Part of a data file
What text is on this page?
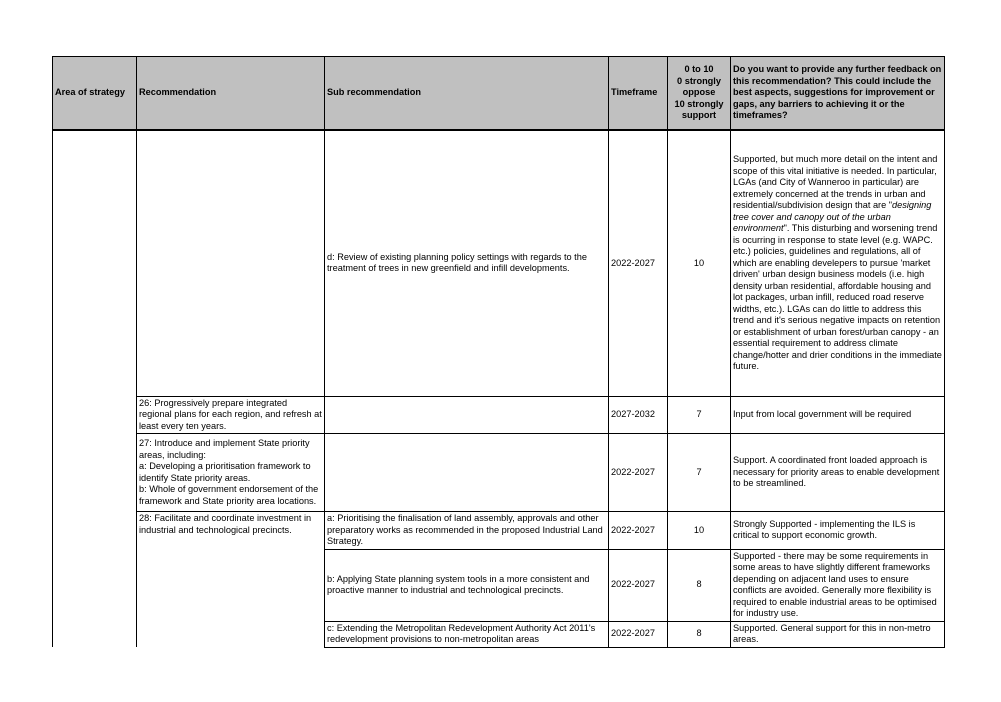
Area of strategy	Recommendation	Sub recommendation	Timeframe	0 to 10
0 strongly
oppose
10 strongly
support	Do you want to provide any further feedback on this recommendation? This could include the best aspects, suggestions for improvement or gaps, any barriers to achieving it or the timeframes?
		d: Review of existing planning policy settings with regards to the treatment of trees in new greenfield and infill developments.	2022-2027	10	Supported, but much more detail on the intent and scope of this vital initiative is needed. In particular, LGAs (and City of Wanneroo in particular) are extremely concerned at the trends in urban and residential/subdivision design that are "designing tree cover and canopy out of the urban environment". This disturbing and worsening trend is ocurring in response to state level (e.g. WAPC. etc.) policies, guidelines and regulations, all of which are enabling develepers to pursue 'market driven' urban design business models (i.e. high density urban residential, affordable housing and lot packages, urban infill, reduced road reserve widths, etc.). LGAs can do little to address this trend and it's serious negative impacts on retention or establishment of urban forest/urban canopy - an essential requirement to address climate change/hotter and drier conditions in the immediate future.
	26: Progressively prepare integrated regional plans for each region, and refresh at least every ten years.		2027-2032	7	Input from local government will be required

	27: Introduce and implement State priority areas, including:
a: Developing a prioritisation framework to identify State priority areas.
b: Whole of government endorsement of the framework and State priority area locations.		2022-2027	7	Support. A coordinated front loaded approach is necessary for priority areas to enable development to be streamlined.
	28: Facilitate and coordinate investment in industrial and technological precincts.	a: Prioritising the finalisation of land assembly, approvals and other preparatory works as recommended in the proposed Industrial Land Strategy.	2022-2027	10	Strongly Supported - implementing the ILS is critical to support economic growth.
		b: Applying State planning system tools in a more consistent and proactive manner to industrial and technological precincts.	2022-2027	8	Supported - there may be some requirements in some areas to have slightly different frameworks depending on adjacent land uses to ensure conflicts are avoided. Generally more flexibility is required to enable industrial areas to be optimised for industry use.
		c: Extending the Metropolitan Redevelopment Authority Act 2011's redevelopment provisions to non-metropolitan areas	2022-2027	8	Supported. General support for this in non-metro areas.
...
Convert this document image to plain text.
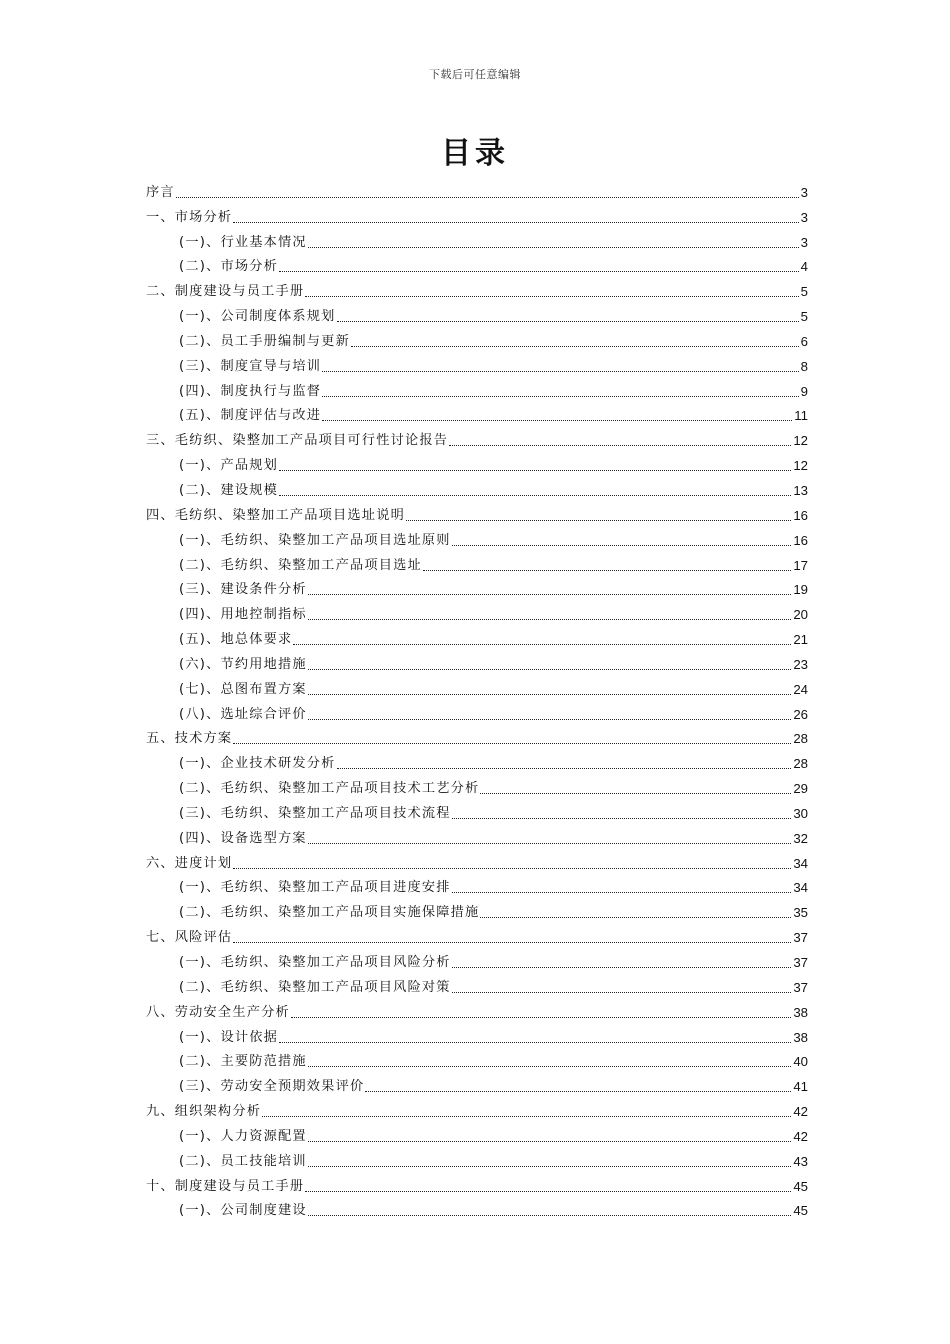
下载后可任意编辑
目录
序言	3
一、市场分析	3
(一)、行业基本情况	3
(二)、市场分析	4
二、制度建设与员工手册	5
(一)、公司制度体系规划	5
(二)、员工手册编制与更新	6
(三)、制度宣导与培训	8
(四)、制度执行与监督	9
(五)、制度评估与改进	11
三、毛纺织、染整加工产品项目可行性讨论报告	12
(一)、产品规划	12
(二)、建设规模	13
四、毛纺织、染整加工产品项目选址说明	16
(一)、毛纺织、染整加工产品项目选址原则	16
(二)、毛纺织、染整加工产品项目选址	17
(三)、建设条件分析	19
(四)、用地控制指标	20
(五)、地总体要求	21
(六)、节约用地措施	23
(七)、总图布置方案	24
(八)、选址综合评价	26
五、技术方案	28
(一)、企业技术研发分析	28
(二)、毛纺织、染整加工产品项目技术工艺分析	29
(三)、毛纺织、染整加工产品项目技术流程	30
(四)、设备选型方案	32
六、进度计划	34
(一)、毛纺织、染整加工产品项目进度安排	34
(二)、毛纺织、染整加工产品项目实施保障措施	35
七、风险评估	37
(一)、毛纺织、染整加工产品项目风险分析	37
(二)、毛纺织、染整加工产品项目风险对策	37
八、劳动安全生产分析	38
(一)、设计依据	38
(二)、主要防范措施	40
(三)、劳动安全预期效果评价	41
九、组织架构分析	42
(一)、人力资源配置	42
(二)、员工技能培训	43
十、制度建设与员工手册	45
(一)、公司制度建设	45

STATED GOAL:
Calculate how many lines of the material include the string "required", and state that number by itself.

RESULT:
2